Work to do: Please count the lines in the listing below where the word "zahlreiche" appears. Give the number only.

Stored records
┄┄┄┄┄┄┄┄┄┄

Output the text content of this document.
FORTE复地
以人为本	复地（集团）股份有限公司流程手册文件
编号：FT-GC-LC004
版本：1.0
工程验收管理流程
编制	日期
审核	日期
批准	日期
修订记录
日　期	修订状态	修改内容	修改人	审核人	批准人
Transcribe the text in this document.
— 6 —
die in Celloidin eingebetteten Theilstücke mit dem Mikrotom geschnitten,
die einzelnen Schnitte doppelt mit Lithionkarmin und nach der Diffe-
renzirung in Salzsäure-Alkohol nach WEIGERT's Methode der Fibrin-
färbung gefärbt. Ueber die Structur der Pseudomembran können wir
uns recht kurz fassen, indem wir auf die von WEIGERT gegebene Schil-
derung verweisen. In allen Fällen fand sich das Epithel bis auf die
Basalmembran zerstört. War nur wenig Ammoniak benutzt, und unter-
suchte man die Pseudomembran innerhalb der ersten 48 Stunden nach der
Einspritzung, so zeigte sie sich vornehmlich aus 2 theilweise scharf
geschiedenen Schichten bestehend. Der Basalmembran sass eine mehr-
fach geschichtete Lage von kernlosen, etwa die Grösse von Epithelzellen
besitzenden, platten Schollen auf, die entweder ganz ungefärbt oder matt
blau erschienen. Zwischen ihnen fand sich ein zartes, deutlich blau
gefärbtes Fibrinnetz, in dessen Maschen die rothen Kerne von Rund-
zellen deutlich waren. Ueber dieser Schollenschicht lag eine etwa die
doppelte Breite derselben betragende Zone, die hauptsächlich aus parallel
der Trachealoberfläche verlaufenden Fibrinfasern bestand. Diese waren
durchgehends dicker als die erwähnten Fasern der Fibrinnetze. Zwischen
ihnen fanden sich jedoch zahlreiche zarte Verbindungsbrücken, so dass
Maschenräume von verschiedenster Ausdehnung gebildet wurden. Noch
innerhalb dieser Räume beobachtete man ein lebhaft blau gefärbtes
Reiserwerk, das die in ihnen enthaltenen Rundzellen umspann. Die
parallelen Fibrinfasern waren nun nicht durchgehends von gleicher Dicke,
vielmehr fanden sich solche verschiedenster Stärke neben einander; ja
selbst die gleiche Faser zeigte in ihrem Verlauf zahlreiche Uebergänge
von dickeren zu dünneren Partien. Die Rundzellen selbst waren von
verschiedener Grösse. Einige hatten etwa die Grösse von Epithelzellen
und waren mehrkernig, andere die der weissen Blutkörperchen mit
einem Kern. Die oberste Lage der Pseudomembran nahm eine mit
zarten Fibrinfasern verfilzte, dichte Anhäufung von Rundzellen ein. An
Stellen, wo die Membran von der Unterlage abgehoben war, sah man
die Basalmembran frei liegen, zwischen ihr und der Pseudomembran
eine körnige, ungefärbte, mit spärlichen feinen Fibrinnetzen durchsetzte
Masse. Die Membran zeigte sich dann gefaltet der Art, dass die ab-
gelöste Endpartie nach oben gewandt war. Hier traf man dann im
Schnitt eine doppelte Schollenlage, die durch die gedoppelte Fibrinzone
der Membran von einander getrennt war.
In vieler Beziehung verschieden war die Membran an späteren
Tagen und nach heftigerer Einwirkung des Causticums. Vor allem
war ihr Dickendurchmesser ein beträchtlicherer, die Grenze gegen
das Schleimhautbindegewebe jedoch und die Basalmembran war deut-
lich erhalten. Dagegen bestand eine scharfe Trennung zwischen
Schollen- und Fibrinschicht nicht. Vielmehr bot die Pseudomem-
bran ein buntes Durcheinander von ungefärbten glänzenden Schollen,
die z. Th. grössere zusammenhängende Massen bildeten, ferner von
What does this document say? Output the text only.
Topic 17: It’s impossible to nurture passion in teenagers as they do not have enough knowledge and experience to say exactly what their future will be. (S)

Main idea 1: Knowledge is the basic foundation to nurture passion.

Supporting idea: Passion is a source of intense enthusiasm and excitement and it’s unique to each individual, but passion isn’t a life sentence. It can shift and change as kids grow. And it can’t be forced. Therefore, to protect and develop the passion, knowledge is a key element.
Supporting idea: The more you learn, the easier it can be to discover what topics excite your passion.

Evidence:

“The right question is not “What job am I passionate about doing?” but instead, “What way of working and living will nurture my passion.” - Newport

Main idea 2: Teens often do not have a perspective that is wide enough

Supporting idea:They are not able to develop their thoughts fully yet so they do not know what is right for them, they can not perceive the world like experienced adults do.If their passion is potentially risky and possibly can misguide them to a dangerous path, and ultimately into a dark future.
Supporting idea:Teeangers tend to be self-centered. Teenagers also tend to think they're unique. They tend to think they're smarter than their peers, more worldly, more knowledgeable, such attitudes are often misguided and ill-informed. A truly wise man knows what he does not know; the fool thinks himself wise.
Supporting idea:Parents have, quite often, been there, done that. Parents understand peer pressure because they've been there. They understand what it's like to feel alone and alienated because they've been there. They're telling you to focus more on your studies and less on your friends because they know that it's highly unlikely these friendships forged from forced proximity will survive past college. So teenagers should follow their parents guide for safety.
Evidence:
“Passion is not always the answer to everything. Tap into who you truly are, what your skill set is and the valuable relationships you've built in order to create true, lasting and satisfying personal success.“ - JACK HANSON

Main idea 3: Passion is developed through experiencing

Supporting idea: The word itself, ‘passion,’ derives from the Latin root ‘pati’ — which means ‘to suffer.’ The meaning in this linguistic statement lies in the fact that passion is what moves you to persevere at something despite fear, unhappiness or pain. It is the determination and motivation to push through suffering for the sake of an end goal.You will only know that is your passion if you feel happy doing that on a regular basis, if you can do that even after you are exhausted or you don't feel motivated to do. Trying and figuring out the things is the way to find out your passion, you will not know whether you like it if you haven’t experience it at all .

┄┄┄┄┄┄┄┄┄┄

Response to the task: 2